THE PROBLEM: Below are some records; return each one exactly.

<<<<

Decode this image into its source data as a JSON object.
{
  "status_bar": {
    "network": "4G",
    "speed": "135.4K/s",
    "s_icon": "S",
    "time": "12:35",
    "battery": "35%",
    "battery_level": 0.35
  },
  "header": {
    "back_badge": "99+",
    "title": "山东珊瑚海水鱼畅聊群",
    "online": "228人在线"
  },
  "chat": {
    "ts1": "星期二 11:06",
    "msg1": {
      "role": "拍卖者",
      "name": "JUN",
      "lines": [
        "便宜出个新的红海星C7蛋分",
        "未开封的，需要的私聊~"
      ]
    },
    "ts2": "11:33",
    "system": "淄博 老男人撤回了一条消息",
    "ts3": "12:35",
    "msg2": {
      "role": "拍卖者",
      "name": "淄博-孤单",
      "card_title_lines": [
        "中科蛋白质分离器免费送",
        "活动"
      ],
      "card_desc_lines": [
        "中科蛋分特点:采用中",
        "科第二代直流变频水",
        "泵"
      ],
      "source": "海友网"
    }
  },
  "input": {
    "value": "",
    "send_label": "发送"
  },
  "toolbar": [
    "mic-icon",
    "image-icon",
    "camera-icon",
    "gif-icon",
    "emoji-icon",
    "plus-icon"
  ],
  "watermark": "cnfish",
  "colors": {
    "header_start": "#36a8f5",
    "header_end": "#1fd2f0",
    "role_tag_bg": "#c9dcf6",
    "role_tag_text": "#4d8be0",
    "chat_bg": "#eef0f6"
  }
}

>>>>

SOLUTION FOR THIS PROBLEM:
Decode this image into its source data as a JSON object.
{
  "status_bar": {
    "network": "4G",
    "speed": "135.4K/s",
    "s_icon": "S",
    "time": "12:35",
    "battery": "35%",
    "battery_level": 0.35
  },
  "header": {
    "back_badge": "99+",
    "title": "山东珊瑚海水鱼畅聊群",
    "online": "228人在线"
  },
  "chat": {
    "ts1": "星期二 11:06",
    "msg1": {
      "role": "拍卖者",
      "name": "JUN",
      "lines": [
        "便宜出个新的红海星C7蛋分",
        "未开封的，需要的私聊~"
      ]
    },
    "ts2": "11:33",
    "system": "淄博 老男人撤回了一条消息",
    "ts3": "12:35",
    "msg2": {
      "role": "拍卖者",
      "name": "淄博-孤单",
      "card_title_lines": [
        "中科蛋白质分离器免费送",
        "活动"
      ],
      "card_desc_lines": [
        "中科蛋分特点:采用中",
        "科第二代直流变频水",
        "泵"
      ],
      "source": "海友网"
    }
  },
  "input": {
    "value": "",
    "send_label": "发送"
  },
  "toolbar": [
    "mic-icon",
    "image-icon",
    "camera-icon",
    "gif-icon",
    "emoji-icon",
    "plus-icon"
  ],
  "watermark": "cnfish",
  "colors": {
    "header_start": "#36a8f5",
    "header_end": "#1fd2f0",
    "role_tag_bg": "#c9dcf6",
    "role_tag_text": "#4d8be0",
    "chat_bg": "#eef0f6"
  }
}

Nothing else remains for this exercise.